Data excerpts:

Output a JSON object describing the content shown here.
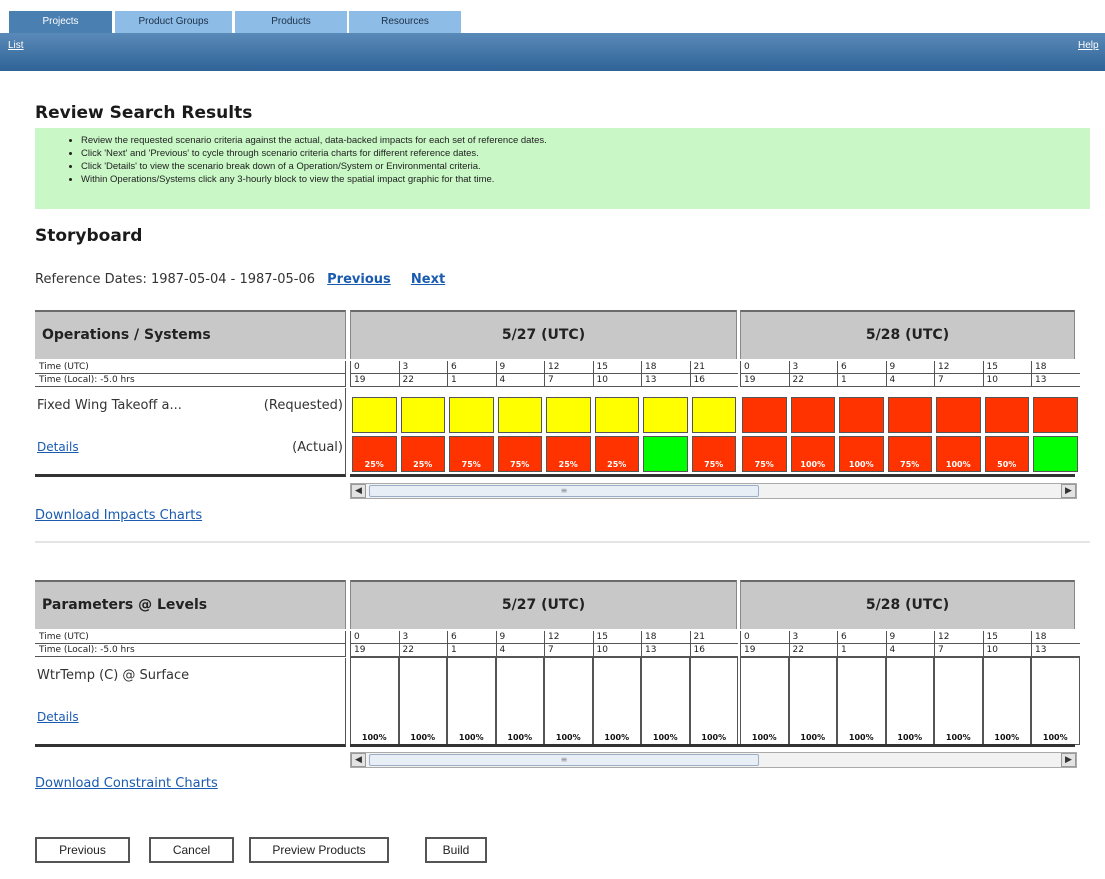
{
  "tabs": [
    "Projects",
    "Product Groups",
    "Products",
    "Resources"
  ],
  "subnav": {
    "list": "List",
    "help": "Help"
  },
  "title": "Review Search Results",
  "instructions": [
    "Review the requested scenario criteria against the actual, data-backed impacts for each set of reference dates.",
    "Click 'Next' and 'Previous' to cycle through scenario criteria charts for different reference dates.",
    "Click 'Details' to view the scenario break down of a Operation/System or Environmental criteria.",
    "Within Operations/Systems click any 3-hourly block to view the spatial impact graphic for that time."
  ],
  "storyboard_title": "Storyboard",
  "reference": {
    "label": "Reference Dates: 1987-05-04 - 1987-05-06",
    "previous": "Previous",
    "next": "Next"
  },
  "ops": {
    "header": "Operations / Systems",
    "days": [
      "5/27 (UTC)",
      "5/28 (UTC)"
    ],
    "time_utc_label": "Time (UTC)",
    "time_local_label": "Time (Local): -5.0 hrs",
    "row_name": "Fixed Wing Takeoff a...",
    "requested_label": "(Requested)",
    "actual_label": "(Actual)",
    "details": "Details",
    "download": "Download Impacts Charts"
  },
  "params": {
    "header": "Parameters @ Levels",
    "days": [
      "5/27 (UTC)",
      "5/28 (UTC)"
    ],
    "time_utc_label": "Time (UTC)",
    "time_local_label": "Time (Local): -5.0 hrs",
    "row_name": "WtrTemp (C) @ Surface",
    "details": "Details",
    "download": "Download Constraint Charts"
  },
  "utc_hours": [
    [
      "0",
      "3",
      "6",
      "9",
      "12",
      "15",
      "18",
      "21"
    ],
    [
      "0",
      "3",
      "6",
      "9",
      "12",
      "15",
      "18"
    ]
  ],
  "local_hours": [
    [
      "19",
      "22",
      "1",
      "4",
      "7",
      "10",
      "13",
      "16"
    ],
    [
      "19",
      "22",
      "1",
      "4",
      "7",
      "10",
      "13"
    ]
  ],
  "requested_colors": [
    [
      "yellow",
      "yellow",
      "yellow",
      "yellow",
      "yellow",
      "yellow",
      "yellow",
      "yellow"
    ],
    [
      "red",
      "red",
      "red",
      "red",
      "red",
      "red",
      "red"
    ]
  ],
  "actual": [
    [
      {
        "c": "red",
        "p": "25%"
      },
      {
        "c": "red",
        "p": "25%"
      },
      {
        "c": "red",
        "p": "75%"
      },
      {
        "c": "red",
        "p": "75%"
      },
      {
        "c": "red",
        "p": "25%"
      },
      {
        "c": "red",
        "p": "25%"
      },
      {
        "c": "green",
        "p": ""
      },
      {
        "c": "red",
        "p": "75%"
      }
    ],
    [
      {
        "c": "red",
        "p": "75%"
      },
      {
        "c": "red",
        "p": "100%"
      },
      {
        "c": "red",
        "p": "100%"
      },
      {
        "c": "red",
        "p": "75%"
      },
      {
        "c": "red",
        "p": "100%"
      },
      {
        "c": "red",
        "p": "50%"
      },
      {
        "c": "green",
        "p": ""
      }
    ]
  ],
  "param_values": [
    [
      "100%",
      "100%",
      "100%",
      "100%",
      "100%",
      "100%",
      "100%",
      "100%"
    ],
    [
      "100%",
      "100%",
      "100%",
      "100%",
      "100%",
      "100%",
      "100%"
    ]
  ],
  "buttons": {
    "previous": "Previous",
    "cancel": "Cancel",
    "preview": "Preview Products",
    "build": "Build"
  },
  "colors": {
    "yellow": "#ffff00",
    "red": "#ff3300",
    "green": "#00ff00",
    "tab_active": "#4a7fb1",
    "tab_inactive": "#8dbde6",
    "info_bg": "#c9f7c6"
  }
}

---

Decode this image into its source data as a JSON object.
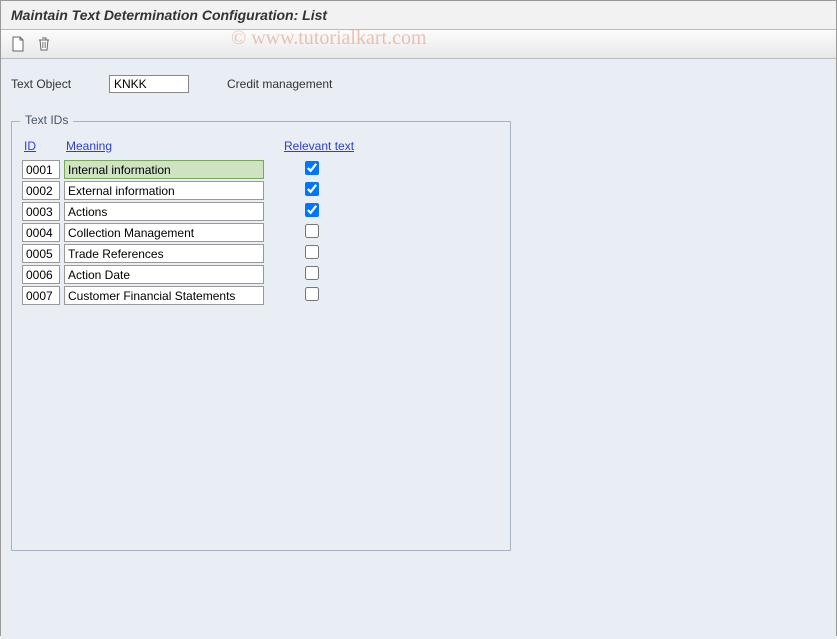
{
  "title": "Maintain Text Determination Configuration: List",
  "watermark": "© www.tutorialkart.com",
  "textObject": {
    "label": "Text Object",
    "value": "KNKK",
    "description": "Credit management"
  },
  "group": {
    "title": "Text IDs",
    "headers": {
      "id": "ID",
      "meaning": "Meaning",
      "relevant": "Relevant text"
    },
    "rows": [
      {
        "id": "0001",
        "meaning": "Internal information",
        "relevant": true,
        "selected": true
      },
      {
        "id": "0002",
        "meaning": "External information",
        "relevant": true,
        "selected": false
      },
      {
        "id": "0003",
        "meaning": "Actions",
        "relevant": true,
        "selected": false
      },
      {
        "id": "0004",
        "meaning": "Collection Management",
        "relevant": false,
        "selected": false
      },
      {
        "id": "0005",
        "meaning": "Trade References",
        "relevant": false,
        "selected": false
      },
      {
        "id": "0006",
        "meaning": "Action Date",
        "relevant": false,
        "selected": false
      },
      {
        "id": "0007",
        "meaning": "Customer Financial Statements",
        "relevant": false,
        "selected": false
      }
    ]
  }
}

...

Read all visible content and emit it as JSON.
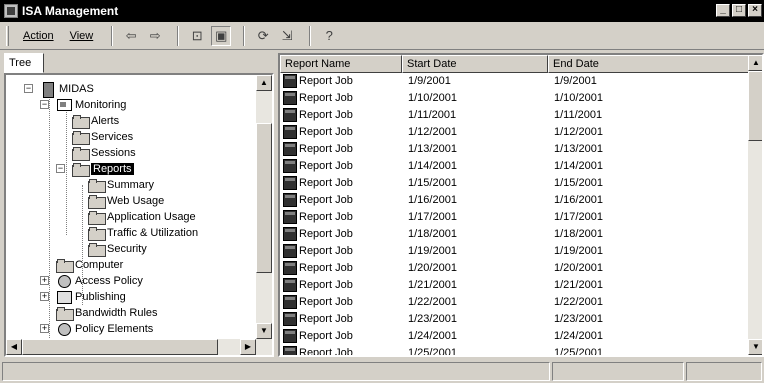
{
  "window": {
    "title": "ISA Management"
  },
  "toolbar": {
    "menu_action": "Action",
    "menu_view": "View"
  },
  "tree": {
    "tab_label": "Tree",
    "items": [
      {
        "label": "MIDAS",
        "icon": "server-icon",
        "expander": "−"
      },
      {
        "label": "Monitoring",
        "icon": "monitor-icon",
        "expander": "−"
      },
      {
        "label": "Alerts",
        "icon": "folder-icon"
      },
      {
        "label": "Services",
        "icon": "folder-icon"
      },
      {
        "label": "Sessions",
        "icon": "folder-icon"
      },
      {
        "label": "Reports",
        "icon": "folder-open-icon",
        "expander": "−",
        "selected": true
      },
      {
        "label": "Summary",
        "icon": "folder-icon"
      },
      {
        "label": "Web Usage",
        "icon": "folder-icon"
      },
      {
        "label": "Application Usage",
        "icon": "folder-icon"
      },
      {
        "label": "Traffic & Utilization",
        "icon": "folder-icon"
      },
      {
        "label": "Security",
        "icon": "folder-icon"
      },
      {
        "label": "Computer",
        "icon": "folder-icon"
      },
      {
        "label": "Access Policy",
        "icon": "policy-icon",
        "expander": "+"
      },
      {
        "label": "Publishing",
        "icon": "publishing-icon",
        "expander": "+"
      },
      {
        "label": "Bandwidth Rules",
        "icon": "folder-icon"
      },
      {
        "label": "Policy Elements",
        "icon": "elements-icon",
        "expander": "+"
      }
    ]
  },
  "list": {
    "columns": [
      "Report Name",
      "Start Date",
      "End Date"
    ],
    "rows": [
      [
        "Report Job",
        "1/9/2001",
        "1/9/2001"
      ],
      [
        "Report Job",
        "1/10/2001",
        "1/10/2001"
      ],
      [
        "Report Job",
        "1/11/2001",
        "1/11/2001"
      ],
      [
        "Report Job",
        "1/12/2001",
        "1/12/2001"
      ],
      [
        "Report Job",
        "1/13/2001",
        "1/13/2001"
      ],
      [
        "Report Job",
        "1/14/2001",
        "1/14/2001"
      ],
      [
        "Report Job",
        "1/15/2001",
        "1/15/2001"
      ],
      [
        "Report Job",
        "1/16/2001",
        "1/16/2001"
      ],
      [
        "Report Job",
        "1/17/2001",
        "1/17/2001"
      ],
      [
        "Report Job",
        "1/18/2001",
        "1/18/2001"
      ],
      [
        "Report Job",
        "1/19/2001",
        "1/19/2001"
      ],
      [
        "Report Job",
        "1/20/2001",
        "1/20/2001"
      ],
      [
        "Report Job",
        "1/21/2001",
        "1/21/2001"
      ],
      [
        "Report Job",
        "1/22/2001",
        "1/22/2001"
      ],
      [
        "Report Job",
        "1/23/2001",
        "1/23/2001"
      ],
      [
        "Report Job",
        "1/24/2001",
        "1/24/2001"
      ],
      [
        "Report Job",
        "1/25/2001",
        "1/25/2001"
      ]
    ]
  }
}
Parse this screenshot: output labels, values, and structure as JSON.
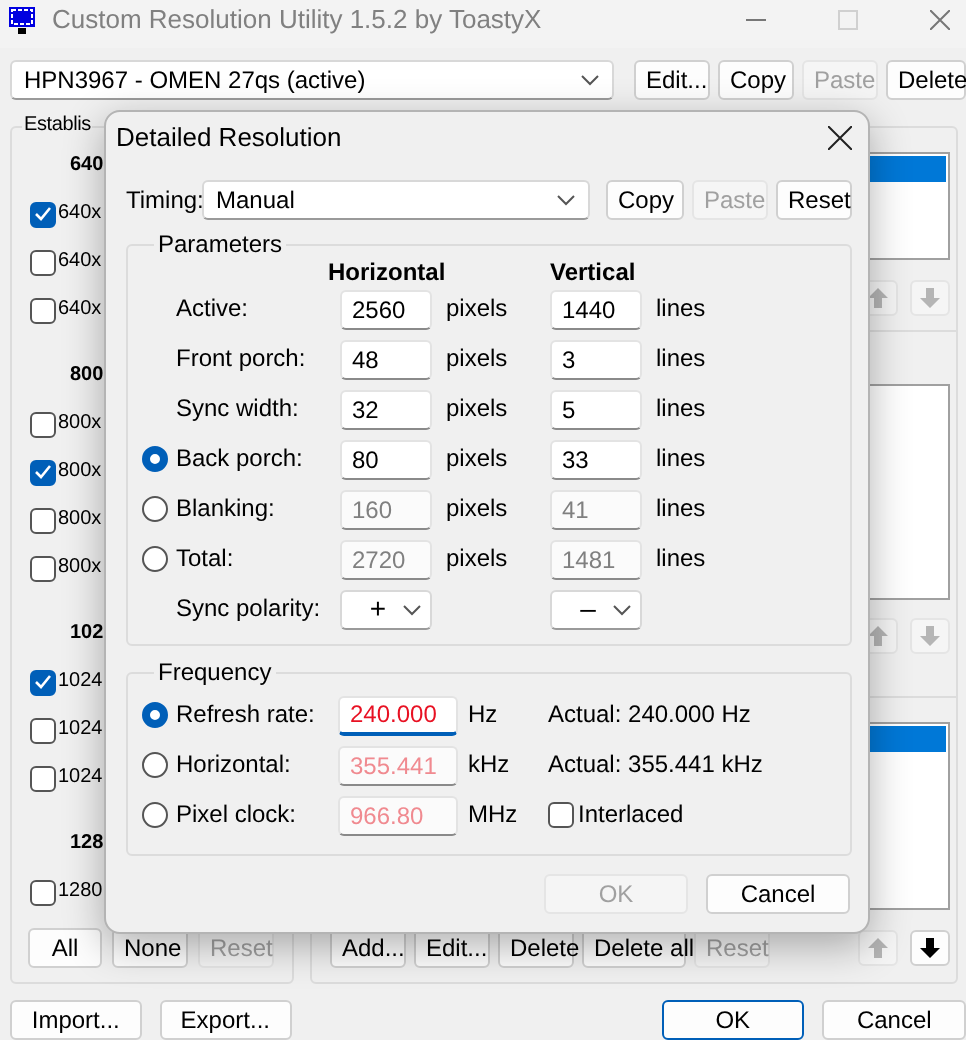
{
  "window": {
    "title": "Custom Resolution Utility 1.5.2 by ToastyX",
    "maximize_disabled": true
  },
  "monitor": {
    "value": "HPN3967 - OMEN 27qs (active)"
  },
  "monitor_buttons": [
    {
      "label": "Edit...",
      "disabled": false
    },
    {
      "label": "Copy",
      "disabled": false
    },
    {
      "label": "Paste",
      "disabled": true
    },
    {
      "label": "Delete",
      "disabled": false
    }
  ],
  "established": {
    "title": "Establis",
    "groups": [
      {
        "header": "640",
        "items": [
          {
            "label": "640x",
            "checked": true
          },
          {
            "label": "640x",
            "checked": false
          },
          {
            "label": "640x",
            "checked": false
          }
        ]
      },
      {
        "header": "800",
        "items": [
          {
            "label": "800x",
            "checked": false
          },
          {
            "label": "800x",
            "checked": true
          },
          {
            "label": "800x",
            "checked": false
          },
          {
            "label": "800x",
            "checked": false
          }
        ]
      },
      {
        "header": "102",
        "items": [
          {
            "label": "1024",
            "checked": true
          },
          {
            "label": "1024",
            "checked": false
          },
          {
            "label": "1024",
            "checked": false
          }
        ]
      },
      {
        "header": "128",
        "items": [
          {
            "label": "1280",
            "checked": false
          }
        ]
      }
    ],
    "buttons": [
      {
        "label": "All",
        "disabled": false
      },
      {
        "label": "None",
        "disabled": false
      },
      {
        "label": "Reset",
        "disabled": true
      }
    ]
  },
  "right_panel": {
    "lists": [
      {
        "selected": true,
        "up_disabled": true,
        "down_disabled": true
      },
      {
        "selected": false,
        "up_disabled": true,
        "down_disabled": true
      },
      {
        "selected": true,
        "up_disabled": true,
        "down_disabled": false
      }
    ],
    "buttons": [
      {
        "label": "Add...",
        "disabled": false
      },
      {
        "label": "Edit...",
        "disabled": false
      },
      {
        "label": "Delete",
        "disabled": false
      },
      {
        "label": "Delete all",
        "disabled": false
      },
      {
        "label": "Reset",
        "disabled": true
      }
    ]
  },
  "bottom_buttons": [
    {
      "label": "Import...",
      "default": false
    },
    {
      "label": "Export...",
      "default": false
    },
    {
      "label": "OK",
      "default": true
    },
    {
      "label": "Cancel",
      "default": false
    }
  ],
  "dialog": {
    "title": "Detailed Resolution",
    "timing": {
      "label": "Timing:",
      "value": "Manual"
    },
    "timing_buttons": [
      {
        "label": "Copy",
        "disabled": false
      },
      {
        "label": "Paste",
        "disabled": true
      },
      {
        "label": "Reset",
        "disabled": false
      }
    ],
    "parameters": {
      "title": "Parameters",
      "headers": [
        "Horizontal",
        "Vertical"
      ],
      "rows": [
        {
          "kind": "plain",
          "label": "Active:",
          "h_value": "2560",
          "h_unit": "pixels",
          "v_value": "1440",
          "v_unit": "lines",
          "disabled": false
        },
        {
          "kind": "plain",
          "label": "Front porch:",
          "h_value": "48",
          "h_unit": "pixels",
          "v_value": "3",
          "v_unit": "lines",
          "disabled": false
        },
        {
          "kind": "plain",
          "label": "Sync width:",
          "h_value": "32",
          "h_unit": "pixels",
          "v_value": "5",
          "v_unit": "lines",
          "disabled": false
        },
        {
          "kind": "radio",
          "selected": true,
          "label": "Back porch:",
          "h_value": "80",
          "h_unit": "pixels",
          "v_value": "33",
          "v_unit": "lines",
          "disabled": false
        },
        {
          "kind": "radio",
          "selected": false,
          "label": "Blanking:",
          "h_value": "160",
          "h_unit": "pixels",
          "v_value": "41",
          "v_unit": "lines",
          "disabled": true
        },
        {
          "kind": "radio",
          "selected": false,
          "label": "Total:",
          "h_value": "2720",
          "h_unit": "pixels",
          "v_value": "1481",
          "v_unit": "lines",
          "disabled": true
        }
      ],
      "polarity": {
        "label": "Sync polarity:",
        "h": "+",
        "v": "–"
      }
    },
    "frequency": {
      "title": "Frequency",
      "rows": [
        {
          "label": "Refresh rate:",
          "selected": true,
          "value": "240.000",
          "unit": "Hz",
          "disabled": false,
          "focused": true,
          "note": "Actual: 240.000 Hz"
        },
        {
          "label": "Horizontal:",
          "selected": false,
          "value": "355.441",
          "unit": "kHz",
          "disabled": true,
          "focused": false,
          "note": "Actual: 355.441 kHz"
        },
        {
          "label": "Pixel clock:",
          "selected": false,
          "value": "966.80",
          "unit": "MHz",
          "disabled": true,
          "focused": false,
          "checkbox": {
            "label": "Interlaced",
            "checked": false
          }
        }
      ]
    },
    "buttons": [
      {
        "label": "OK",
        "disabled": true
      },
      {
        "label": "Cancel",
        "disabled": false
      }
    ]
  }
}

Prompt:
Pick out each line containing "note" and report it.

Result:
          "note": "Actual: 240.000 Hz"
          "note": "Actual: 355.441 kHz"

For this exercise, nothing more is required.